Personal information
- Born: March 3, 1992 (age 34) Monclova, Ohio, U.S.
- Listed height: 6 ft 6 in (1.98 m)
- Listed weight: 316 lb (143 kg)

Career information
- High school: Anthony Wayne (Whitehouse, Ohio)
- College: Iowa (2010–2014)
- NFL draft: 2015: 4th round, 119th overall pick

Career history
- St. Louis / Los Angeles Rams (2015–2017); Baltimore Ravens (2017); Detroit Lions (2018); Miami Dolphins (2019); Indianapolis Colts (2020)*;
- * Offseason or practice squad member only

Career NFL statistics
- Games played: 31
- Games started: 6
- Stats at Pro Football Reference

= Andrew Donnal =

American football player (born 1992)

Andrew Donnal (born March 3, 1992) is an American former professional football player who was an offensive tackle in the National Football League (NFL). He played college football for the Iowa Hawkeyes. His brother, Mark, played college basketball at Michigan & Clemson.

==College career==
Donnal played college football at the University of Iowa.

==Professional career==

Pre-draft measurables
| Height | Weight | Arm length | Hand span | 40-yard dash | 10-yard split | 20-yard split | 20-yard shuttle | Three-cone drill | Vertical jump | Broad jump | Bench press |
| 6 ft 5+7⁄8 in (1.98 m) | 313 lb (142 kg) | 33+1⁄2 in (0.85 m) | 10 in (0.25 m) | 5.31 s | 1.92 s | 3.14 s | 4.77 s | 7.51 s | 32.0 in (0.81 m) | 8 ft 5 in (2.57 m) | 23 reps |
All values from NFL Combine/Pro Day

===St. Louis / Los Angeles Rams===
Donnal was selected by the St. Louis Rams in the fourth round, 119th overall pick, in the 2015 NFL draft.

On November 11, 2017, Donnal was waived by the Rams.

===Baltimore Ravens===
On November 13, 2017, Donnal was claimed off waivers by the Baltimore Ravens, reuniting him with Iowa teammate Carl Davis. He was waived on August 31, 2018.

===Detroit Lions===
On September 2, 2018, Donnal was claimed off waivers by the Detroit Lions.

On March 22, 2019, Donnal re-signed with the Lions. He was released on August 31, 2019.

===Miami Dolphins===
On September 24, 2019, Donnal was signed by the Miami Dolphins. He was waived on November 16, 2019.

===Indianapolis Colts===
On December 30, 2019, Donnal signed a reserve/future contract with the Indianapolis Colts. He was placed on injured reserve on August 23, 2020. He was released with an injury settlement on September 1, 2020.

::::::

## EXERCISE REQUIREMENTS:
Reproduce the Andrew Donnal text between "Career NFL statistics" and "Michigan & Clemson.", inclusive, changing "offensive tackle" to "offensive lineman".

Page segmentation data
::::::

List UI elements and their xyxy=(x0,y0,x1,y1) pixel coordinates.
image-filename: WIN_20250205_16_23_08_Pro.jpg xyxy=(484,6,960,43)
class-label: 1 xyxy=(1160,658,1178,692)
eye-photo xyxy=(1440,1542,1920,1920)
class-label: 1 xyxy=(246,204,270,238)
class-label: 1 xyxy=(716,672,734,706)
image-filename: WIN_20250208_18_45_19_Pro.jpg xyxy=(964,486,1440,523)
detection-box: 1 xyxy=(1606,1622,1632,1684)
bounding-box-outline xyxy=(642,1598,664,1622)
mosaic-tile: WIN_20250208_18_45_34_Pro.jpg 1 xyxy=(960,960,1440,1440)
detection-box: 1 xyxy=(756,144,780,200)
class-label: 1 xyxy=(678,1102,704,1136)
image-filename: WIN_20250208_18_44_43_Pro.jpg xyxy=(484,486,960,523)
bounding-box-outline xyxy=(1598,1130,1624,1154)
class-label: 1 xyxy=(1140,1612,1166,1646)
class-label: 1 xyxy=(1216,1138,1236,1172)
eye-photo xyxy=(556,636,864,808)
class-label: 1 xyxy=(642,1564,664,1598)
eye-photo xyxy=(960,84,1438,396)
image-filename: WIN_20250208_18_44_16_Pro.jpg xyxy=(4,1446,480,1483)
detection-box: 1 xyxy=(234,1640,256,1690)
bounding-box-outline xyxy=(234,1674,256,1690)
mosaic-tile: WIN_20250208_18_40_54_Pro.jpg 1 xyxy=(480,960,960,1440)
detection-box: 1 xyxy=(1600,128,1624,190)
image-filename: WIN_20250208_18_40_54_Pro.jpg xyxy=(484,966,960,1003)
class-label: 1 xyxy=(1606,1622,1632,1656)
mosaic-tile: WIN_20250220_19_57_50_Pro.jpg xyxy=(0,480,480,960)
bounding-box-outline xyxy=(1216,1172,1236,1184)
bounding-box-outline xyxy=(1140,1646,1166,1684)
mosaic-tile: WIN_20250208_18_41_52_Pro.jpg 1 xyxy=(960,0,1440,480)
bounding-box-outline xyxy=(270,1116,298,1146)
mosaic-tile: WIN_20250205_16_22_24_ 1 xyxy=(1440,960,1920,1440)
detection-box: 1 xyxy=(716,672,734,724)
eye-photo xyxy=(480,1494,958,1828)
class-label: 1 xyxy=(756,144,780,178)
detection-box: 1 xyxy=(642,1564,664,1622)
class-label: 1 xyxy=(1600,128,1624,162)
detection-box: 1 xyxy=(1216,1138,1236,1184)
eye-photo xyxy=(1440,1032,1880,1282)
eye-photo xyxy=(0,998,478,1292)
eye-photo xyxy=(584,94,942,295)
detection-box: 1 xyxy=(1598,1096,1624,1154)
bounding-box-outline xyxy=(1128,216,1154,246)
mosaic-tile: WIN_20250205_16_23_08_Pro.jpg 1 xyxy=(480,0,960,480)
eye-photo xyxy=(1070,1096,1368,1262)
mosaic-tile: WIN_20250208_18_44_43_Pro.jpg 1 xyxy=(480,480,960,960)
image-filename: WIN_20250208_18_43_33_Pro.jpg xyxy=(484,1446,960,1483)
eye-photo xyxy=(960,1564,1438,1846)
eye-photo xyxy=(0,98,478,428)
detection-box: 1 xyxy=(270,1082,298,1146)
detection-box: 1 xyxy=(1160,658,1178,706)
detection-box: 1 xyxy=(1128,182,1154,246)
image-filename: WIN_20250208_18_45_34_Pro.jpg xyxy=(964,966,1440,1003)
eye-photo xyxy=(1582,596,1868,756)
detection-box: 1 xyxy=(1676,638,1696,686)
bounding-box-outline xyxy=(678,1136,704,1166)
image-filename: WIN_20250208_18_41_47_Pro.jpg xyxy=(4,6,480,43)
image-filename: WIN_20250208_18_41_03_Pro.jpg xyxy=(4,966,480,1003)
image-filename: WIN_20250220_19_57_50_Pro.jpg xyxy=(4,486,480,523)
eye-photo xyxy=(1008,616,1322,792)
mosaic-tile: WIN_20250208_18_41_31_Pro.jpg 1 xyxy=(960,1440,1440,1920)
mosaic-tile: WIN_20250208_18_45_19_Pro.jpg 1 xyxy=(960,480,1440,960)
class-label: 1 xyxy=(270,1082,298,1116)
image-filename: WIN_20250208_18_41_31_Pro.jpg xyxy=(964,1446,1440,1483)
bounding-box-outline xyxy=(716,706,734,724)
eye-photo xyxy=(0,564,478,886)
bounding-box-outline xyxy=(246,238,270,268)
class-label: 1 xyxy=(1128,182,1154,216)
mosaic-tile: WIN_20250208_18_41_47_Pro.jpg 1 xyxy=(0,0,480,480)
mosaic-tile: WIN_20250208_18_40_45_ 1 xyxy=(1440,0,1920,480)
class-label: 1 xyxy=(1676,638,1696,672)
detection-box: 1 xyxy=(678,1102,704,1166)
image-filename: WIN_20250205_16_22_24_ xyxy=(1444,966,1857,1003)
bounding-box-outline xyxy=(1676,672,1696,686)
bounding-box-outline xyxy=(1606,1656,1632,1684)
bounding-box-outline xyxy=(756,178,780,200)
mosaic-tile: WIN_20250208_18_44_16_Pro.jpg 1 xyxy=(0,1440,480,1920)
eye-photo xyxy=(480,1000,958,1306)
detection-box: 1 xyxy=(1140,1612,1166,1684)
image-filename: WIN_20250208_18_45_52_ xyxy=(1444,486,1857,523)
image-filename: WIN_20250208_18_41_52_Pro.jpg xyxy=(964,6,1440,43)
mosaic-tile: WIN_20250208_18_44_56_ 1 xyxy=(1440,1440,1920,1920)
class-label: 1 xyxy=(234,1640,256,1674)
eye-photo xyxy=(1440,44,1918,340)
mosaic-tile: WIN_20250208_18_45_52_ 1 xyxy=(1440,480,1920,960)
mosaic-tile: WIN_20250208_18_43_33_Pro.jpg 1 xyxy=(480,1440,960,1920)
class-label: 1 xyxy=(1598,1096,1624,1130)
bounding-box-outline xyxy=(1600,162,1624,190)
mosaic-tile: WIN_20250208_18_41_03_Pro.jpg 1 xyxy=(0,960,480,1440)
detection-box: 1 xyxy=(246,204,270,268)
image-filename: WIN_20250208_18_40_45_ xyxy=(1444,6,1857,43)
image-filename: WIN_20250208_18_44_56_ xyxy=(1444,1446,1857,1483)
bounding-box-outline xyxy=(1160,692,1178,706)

::::::

## PROBLEM SOLUTION:
Career NFL statistics
- Games played: 31
- Games started: 6
- Stats at Pro Football Reference

= Andrew Donnal =

American football player (born 1992)

Andrew Donnal (born March 3, 1992) is an American former professional football player who was an offensive lineman in the National Football League (NFL). He played college football for the Iowa Hawkeyes. His brother, Mark, played college basketball at Michigan & Clemson.